Collected data entries:
____

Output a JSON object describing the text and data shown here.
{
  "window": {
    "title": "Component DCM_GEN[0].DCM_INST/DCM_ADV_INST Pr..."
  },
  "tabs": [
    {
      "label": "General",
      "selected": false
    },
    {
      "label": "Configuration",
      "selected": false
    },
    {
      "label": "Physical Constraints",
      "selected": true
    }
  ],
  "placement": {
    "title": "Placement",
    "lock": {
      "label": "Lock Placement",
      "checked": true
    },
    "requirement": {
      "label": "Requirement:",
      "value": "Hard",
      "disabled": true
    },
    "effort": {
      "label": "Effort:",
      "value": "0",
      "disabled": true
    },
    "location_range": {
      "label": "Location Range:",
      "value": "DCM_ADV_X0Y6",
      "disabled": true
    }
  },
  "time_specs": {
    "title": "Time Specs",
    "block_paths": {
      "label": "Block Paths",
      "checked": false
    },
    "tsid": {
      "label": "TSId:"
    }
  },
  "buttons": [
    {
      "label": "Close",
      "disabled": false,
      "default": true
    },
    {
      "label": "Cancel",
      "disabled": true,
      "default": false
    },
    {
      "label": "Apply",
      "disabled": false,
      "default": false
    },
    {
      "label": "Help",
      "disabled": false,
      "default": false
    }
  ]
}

____

Pick out the lines that have the word "title". Copy them all.

» **Correct answer**:
    "title": "Component DCM_GEN[0].DCM_INST/DCM_ADV_INST Pr..."
    "title": "Placement",
    "title": "Time Specs",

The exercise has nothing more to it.